Articolo pubblicato su “la Repubblica” l’1 aprile 2016. Riproduzione per gentile concessione
Chi domani entrerà al MAXXI a Roma, al London Acquatics Centre, alla stazione della funicolare di Innsbruck guarderà questi edifici strani, improbabili e pieni di fascino con occhi diversi. La morte trasforma opere molto discusse, a volte molto criticate, inizialmente in intoccabili simulacri, per poi spesso precipitarle nell’oblio. Eppure domani l’omaggio migliore a un architetto dalla storia improbabile, lo renderanno i visitatori qualunque che, magari non sapendo neanche della sua morte, visiteranno o, ancor meglio, utilizzeranno quegli edifici. Perché un’architettura esiste e rimane nell’immaginario dei cittadini, se il suo uso è quasi scontato. Certo è ancor più paradossale pensarlo per le opere di Zaha Hadid. Non solo perché ha percorso tutti i passi della strada, non certo lastricata solo di encomi, delle archistar: dall’insegnamento nella scuola europea più venerata, l’Architectural Association, al premio Pritzker. E neanche perché le sue opere segnino, con una volontà di forma quasi esasperata, piccole città come Jesolo o metropoli come Hong Kong.

• • • • • • •

* [Consegna assegnata]
Rispondi brevemente a queste domande sull'articolo dedicato a Zaha Hadid.
1. In quale città si trova il MAXXI?
2. In quale scuola ha insegnato Zaha Hadid?
3. Quale città viene citata come esempio di metropoli segnata dalle sue opere?

* [Materiale mostrato]
• • • • • • •

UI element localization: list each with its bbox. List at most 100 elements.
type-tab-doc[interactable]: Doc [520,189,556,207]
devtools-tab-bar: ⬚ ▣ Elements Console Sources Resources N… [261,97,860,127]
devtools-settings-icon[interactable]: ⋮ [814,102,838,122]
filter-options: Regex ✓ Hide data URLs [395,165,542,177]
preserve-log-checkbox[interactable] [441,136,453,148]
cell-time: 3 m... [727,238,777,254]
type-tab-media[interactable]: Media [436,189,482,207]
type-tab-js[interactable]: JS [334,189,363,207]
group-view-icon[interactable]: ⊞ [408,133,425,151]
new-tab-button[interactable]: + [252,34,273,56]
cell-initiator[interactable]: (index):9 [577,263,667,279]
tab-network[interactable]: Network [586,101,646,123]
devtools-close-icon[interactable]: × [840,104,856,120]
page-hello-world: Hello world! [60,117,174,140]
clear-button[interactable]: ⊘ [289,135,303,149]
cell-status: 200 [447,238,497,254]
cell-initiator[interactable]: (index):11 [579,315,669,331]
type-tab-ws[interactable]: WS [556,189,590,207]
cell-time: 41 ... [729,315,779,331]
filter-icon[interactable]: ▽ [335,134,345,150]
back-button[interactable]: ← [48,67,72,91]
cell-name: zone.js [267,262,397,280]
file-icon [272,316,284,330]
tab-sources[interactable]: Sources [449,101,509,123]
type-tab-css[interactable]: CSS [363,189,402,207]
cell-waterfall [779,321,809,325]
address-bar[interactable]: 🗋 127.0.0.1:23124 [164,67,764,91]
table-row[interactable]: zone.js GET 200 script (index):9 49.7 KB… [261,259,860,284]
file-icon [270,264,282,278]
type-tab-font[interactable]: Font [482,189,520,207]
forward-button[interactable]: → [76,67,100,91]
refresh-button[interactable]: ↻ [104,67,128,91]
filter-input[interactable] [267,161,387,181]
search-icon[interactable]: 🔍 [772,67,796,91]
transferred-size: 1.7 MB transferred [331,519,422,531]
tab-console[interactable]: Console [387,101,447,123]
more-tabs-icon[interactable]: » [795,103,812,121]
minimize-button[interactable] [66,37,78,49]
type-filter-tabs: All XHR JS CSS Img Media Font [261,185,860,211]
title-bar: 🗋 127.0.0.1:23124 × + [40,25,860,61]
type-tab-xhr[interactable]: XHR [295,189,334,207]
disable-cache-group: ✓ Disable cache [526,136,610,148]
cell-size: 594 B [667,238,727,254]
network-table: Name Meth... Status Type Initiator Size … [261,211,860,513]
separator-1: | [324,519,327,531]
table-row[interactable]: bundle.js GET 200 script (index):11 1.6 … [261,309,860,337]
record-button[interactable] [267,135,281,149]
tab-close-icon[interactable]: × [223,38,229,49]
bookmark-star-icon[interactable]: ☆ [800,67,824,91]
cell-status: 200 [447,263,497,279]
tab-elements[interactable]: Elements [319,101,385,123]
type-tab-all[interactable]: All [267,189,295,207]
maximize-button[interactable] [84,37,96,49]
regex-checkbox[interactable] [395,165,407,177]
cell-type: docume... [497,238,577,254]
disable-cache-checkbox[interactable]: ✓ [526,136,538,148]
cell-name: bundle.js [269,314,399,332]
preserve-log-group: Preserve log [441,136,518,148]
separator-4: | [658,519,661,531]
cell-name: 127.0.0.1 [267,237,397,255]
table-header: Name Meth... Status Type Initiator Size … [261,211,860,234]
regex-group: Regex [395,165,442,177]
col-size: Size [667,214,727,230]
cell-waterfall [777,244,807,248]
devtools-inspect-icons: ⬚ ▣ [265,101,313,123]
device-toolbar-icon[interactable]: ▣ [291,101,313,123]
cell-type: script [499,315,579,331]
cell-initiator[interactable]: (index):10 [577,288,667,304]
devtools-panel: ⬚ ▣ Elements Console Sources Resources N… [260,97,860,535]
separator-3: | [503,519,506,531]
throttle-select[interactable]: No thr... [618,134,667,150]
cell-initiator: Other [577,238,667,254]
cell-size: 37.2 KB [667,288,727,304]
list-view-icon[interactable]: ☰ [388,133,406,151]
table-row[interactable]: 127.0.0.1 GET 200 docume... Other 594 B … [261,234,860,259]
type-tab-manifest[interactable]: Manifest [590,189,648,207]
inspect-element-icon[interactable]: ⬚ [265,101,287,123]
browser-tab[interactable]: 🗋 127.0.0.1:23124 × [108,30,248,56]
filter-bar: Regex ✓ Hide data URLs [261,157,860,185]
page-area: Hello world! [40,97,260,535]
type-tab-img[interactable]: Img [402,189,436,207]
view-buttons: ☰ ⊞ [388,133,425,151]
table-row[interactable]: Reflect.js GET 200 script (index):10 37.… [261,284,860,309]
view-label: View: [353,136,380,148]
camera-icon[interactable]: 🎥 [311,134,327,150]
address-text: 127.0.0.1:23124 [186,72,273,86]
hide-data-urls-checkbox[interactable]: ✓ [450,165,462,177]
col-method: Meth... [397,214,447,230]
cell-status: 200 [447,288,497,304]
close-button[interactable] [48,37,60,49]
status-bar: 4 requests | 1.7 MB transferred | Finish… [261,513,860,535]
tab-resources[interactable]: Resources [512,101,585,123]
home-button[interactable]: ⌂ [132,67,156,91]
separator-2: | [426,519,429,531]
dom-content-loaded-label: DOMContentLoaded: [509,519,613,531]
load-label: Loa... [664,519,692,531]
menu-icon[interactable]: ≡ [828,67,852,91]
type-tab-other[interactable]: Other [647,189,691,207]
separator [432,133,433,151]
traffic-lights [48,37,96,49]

• • • • • • •

* [Risposta completa]
1. A Roma.
2. All'Architectural Association.
3. Hong Kong.